Directive
Report the number of lines in these entries that contain "page". Write only the number.

Listing
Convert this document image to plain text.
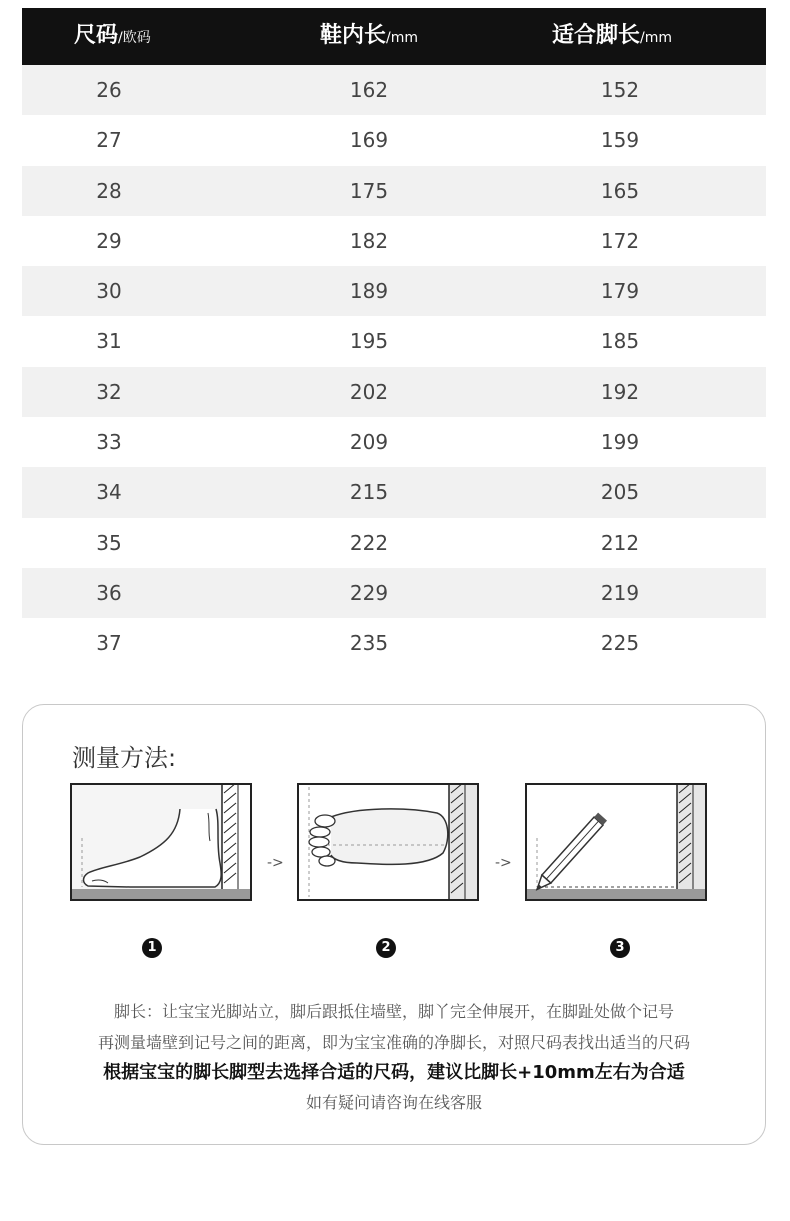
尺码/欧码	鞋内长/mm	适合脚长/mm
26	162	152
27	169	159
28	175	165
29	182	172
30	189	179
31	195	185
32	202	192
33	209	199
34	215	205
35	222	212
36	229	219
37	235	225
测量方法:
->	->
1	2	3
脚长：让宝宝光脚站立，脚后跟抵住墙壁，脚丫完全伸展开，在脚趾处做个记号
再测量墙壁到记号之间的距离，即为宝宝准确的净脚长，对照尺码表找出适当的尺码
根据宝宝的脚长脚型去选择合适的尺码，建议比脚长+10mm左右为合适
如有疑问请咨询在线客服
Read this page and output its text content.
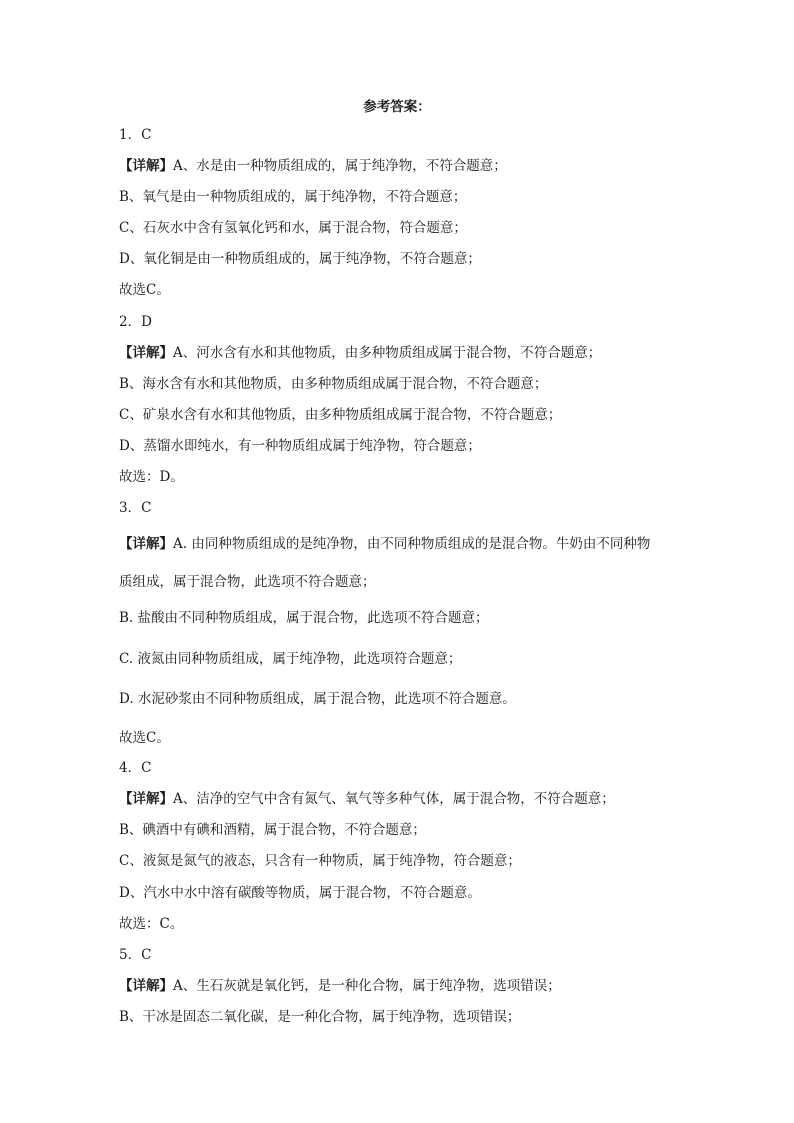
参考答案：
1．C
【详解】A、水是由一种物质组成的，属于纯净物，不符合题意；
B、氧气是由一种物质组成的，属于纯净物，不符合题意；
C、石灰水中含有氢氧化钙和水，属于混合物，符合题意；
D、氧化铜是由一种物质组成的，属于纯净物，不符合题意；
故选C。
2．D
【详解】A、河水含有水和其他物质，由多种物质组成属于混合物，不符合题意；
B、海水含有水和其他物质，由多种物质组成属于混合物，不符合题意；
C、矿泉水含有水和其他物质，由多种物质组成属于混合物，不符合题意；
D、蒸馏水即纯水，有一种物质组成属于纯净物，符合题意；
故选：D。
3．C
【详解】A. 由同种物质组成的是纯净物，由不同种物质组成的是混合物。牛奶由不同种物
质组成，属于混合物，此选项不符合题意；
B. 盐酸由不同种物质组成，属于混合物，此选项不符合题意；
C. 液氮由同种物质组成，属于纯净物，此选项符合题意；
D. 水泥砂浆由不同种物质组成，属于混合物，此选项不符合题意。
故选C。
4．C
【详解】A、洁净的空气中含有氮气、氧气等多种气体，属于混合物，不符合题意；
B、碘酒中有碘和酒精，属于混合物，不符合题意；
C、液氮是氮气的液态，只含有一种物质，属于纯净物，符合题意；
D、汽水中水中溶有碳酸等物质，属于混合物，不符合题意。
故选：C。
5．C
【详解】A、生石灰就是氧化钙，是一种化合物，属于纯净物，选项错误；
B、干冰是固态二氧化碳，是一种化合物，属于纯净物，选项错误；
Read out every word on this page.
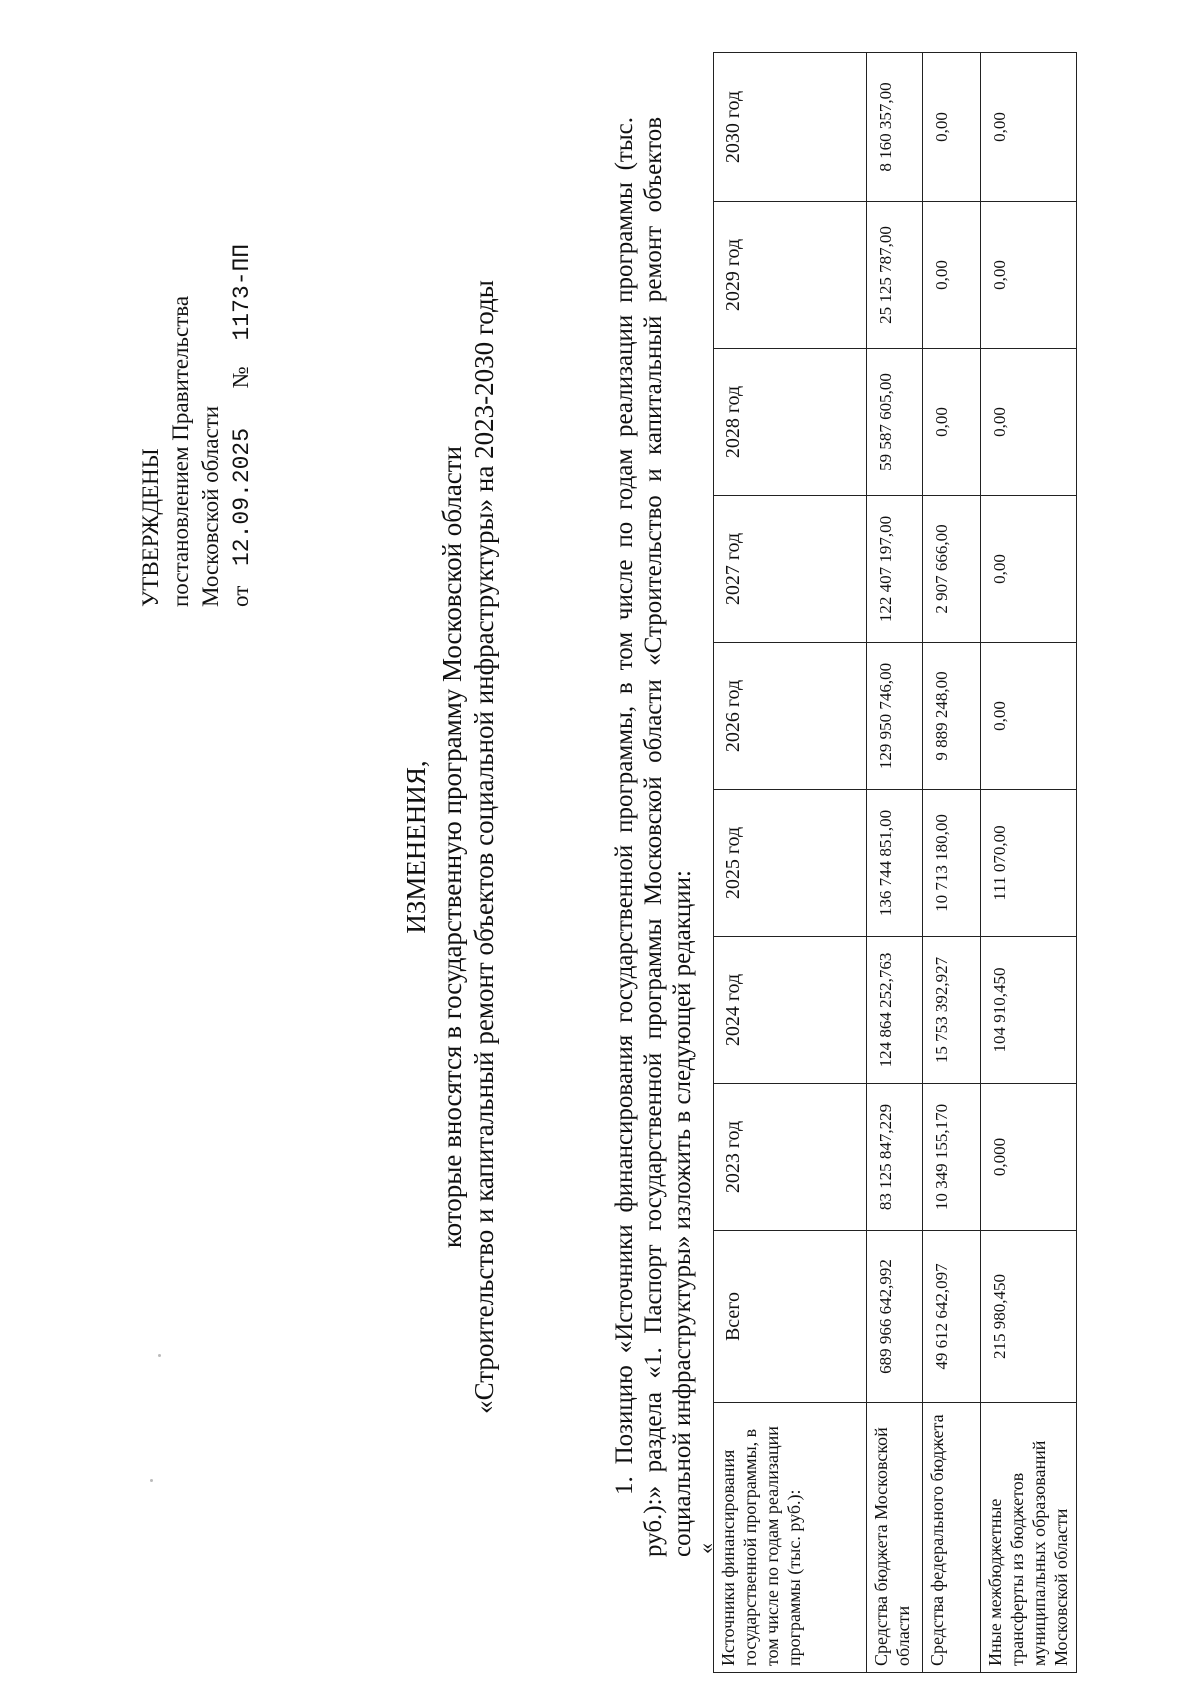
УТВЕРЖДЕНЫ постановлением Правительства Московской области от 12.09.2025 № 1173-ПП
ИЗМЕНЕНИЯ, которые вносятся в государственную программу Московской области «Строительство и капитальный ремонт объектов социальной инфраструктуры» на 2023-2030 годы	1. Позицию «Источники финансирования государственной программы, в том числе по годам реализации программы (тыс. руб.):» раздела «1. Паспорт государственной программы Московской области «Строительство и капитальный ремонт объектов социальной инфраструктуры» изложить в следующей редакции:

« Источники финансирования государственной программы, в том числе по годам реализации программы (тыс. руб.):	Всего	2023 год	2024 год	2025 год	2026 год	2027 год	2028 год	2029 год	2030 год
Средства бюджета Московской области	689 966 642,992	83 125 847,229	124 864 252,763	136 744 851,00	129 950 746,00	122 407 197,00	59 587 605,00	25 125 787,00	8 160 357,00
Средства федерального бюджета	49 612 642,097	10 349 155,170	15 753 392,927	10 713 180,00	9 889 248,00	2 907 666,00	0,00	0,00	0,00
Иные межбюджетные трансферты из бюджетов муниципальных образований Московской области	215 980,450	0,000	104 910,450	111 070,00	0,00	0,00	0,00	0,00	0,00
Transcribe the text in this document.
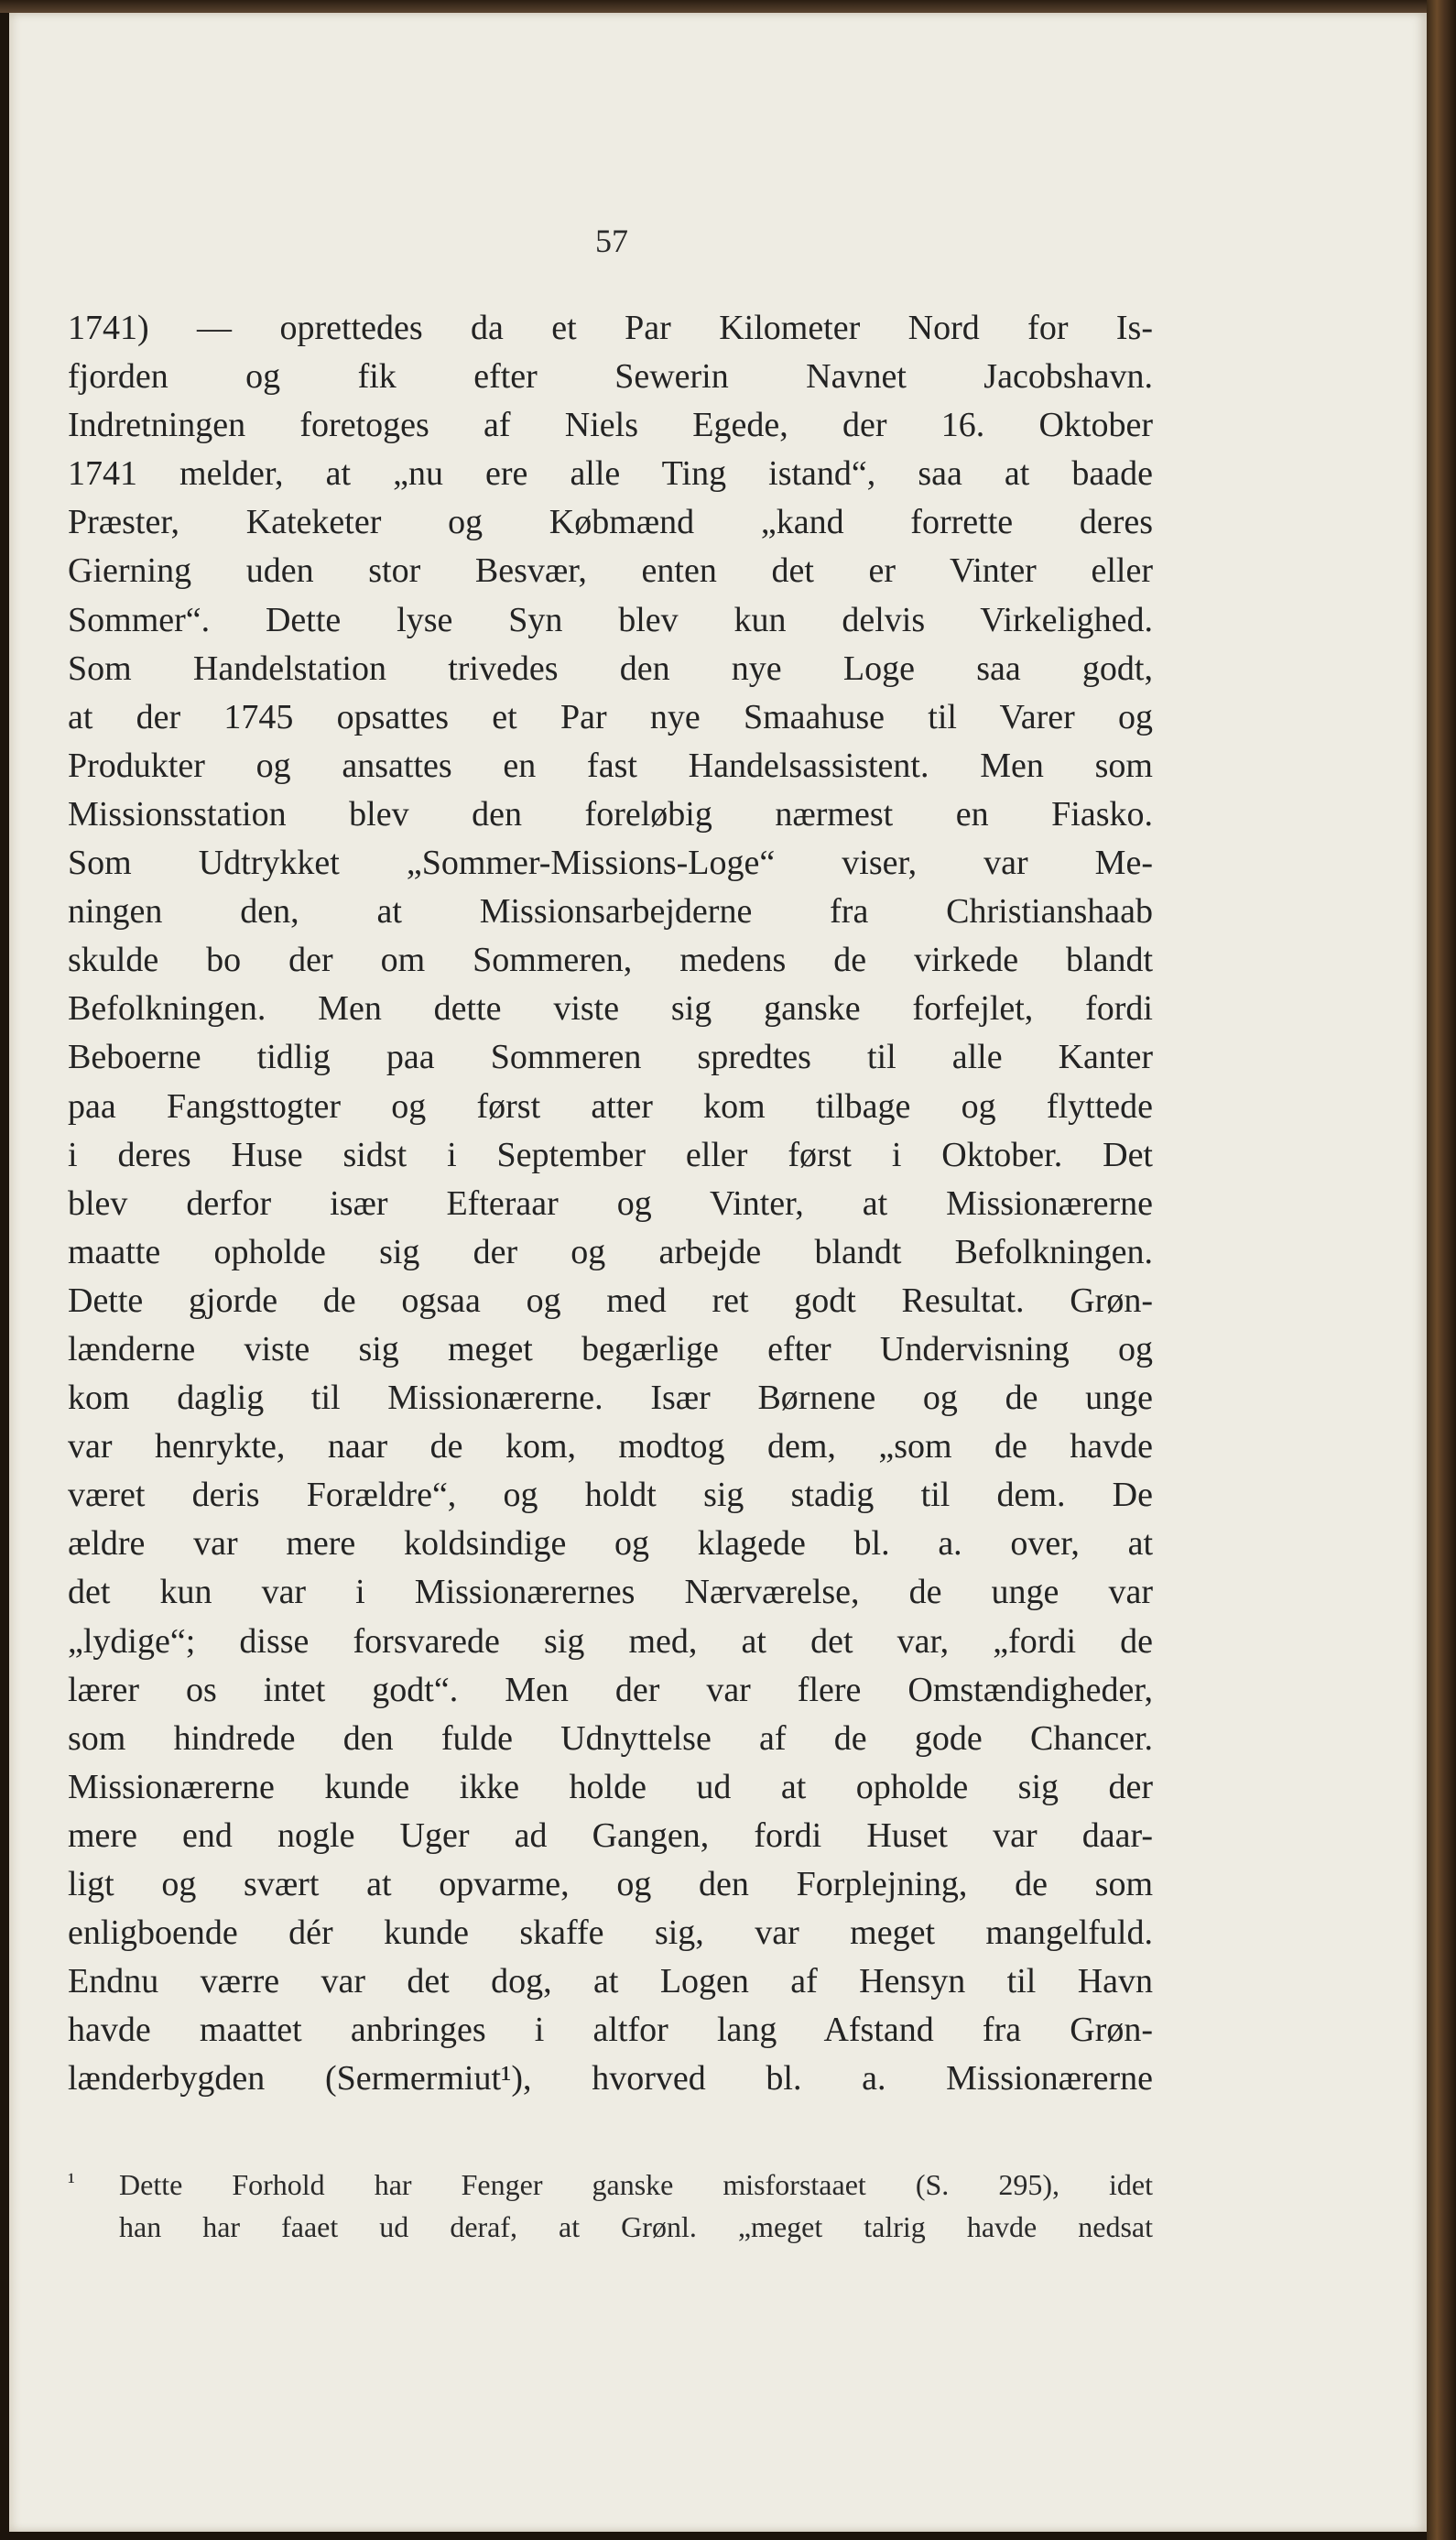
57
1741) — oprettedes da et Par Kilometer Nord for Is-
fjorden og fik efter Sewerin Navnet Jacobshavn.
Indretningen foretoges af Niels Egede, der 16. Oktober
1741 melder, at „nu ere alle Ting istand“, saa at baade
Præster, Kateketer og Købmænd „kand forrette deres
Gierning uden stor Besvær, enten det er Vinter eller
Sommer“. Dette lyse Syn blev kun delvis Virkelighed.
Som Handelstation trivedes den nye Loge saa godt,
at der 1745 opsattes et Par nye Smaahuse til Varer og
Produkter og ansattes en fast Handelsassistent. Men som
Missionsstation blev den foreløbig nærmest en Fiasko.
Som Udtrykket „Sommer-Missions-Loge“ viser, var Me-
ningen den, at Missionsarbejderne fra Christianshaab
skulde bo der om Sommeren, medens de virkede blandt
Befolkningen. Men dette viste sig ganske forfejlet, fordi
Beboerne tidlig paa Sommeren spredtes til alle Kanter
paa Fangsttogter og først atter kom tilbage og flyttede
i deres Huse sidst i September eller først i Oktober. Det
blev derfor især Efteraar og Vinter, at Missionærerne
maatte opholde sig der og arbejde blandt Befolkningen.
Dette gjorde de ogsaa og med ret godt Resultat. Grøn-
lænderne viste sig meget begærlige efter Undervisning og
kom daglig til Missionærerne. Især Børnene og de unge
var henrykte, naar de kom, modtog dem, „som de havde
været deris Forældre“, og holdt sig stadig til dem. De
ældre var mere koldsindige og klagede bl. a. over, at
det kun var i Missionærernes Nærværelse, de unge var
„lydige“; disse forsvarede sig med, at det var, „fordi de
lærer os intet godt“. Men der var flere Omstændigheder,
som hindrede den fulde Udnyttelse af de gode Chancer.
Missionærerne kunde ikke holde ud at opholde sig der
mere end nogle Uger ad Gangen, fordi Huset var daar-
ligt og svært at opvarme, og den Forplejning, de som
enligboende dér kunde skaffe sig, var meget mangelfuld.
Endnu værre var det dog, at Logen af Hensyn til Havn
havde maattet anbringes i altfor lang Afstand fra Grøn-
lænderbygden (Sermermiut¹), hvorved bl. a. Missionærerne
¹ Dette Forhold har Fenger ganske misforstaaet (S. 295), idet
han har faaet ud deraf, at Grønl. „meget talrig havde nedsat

Task output
2